Dataset records:
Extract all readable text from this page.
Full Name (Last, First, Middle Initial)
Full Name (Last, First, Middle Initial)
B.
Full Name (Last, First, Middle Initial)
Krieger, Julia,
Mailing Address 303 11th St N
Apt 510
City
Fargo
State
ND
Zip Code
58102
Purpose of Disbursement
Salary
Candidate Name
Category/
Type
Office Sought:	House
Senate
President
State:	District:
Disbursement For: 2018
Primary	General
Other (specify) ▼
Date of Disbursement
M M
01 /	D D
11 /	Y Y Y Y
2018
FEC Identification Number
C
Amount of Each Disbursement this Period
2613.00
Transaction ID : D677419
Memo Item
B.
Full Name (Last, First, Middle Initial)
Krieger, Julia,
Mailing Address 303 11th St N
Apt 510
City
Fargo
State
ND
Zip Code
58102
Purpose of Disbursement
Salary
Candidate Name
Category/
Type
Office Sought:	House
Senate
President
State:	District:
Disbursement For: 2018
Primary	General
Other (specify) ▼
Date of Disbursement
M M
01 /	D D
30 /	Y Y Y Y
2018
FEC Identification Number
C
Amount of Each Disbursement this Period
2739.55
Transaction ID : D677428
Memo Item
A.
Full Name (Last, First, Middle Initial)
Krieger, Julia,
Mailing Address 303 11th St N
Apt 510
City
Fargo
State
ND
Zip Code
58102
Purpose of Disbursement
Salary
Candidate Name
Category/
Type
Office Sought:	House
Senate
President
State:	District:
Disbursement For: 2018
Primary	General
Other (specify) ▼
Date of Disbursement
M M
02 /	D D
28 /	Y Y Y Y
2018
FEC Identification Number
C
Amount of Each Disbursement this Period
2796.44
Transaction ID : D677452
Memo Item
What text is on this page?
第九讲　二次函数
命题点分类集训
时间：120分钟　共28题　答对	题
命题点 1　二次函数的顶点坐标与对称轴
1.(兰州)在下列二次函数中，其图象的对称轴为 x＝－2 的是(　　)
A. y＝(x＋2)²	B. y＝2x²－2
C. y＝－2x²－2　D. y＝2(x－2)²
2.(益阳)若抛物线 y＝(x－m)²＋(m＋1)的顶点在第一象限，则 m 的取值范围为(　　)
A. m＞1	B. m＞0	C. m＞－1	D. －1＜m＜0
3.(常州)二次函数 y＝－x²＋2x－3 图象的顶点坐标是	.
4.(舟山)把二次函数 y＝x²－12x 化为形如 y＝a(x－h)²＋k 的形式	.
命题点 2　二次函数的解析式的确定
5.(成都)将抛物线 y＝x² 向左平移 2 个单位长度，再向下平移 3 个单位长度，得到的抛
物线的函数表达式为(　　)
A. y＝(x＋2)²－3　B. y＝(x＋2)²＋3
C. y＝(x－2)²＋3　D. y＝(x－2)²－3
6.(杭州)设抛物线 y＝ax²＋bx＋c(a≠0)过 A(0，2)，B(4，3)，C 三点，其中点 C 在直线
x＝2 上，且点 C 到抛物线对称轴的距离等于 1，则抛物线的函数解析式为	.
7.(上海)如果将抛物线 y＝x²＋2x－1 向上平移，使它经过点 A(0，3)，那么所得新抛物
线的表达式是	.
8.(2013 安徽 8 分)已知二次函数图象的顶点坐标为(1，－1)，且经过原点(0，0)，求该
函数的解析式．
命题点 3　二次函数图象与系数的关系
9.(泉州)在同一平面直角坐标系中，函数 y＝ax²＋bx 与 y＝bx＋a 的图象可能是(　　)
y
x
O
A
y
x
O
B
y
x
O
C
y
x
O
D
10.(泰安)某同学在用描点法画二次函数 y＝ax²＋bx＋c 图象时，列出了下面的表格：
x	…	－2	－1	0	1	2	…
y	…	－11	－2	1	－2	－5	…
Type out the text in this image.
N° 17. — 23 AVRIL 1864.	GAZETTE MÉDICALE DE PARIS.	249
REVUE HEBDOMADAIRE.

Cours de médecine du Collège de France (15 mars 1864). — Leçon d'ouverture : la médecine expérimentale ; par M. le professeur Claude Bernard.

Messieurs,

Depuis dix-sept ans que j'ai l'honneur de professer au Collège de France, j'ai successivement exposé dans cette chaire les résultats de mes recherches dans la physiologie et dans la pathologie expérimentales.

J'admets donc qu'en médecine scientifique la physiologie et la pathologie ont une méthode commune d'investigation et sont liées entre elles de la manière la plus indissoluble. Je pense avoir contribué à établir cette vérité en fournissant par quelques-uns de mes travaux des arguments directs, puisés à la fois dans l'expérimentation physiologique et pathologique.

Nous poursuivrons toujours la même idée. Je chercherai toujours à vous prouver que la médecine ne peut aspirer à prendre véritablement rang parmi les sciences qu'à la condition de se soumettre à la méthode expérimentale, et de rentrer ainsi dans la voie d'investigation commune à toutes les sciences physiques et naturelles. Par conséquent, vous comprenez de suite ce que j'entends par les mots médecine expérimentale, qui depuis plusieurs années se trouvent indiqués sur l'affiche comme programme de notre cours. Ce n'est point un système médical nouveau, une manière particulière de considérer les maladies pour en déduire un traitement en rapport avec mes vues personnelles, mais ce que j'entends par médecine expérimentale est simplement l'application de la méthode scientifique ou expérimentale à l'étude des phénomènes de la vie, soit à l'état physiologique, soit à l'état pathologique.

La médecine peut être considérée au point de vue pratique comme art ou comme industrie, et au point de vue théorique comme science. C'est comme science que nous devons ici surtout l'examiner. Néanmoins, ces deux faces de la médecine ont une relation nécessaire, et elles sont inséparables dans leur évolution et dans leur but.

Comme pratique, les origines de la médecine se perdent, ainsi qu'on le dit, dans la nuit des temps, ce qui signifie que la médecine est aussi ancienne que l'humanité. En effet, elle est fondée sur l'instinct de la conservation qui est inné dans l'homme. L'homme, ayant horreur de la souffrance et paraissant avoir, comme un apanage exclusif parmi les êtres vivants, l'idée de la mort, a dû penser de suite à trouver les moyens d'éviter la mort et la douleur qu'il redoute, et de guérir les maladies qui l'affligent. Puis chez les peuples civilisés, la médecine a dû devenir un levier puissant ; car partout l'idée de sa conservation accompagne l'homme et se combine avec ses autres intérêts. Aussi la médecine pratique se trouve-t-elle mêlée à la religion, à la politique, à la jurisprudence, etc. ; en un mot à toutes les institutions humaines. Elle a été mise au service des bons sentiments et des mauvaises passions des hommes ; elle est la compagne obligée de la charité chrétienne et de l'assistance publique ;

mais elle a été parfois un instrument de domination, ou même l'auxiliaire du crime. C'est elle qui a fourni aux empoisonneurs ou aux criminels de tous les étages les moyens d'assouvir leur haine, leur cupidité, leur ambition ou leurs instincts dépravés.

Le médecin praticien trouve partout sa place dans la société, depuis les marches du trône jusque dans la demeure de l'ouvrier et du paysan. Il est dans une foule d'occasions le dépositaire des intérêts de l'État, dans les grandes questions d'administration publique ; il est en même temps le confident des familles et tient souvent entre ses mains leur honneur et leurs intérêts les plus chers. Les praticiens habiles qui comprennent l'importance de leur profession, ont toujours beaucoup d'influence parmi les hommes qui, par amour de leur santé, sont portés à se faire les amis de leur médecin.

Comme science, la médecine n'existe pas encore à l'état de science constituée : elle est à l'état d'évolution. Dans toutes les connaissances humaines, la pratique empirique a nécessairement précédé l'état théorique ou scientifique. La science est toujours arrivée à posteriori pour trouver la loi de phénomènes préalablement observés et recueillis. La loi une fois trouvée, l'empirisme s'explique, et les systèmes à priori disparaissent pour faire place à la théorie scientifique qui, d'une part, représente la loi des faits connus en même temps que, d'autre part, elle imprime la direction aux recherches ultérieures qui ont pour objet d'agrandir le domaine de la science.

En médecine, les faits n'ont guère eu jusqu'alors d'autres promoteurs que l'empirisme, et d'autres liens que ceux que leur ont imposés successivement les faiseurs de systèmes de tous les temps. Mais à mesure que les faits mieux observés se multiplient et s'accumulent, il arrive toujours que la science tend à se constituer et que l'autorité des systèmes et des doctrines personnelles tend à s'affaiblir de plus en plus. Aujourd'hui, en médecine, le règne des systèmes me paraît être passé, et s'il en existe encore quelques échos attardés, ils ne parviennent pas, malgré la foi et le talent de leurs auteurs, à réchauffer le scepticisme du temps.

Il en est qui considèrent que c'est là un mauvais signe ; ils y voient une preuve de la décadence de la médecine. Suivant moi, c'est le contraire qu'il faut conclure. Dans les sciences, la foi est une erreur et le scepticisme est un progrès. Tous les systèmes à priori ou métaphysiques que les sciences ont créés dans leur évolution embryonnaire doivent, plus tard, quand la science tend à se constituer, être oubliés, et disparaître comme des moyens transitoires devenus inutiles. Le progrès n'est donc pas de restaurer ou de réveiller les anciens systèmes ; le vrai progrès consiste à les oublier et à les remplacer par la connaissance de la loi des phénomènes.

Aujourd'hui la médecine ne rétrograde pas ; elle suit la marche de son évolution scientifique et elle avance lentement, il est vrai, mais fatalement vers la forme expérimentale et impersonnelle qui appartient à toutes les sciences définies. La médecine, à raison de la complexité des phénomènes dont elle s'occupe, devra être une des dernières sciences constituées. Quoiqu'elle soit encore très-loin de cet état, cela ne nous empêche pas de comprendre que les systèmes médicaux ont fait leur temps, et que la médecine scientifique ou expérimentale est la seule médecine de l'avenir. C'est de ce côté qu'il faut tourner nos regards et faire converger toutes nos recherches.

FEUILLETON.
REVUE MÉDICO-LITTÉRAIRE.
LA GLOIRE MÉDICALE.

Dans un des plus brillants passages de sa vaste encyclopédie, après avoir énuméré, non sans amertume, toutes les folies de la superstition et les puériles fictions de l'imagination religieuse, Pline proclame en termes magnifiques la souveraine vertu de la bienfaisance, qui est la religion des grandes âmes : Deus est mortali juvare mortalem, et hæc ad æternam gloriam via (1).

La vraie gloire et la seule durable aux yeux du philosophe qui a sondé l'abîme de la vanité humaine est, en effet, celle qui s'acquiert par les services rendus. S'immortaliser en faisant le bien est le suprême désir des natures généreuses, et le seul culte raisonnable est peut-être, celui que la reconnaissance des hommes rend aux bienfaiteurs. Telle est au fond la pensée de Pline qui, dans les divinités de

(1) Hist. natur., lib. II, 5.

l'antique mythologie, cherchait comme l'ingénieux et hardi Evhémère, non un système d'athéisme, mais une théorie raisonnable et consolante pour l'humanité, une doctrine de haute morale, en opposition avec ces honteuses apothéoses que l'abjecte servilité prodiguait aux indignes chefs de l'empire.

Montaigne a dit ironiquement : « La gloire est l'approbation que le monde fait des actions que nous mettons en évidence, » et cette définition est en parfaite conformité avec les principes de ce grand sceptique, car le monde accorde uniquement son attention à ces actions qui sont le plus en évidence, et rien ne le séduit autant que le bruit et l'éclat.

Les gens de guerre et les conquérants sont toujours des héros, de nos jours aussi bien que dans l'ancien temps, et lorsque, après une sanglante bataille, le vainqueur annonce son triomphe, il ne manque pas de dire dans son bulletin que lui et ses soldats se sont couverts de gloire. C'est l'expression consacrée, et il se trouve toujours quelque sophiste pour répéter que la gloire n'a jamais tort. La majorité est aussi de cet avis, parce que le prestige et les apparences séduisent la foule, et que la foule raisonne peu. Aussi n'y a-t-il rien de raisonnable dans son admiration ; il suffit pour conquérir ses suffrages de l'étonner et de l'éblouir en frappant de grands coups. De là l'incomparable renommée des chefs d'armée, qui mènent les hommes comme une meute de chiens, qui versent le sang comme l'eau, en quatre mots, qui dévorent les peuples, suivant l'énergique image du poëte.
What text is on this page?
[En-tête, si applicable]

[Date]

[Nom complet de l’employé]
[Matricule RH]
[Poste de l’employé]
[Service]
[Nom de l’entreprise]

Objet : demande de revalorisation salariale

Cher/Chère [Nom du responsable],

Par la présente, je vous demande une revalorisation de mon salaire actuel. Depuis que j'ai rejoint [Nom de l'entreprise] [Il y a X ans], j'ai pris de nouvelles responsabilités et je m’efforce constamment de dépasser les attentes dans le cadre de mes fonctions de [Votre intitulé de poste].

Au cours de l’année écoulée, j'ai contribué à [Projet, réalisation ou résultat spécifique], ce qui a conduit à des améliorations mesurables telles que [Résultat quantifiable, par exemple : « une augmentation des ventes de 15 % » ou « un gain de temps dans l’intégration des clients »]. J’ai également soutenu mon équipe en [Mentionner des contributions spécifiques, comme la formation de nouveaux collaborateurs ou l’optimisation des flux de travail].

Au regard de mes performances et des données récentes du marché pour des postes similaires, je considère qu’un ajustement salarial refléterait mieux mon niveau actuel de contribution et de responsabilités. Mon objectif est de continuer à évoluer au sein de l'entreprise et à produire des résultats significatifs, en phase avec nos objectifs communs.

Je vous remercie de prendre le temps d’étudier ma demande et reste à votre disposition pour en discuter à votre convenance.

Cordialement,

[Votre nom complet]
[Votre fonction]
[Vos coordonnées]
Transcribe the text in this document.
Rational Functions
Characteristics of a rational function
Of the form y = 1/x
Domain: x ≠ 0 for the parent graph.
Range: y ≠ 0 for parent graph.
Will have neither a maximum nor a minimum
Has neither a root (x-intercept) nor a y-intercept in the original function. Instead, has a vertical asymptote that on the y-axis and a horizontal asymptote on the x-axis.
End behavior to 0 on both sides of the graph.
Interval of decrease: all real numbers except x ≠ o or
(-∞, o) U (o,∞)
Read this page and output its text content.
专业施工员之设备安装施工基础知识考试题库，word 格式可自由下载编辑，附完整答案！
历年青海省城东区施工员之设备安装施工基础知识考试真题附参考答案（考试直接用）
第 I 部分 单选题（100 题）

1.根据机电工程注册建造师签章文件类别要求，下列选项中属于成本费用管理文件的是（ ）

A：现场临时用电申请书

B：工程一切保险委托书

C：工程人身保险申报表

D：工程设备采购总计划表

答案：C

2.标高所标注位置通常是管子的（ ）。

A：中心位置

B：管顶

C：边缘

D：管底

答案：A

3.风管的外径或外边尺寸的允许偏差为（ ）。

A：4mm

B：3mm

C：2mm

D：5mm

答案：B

Instructions to follow: List each line holding the string "contribué".

Output of the task:
J'admets donc qu'en médecine scientifique la physiologie et la pathologie ont une méthode commune d'investigation et sont liées entre elles de la manière la plus indissoluble. Je pense avoir contribué à établir cette vérité en fournissant par quelques-uns de mes travaux des arguments directs, puisés à la fois dans l'expérimentation physiologique et pathologique.
Au cours de l’année écoulée, j'ai contribué à [Projet, réalisation ou résultat spécifique], ce qui a conduit à des améliorations mesurables telles que [Résultat quantifiable, par exemple : « une augmentation des ventes de 15 % » ou « un gain de temps dans l’intégration des clients »]. J’ai également soutenu mon équipe en [Mentionner des contributions spécifiques, comme la formation de nouveaux collaborateurs ou l’optimisation des flux de travail].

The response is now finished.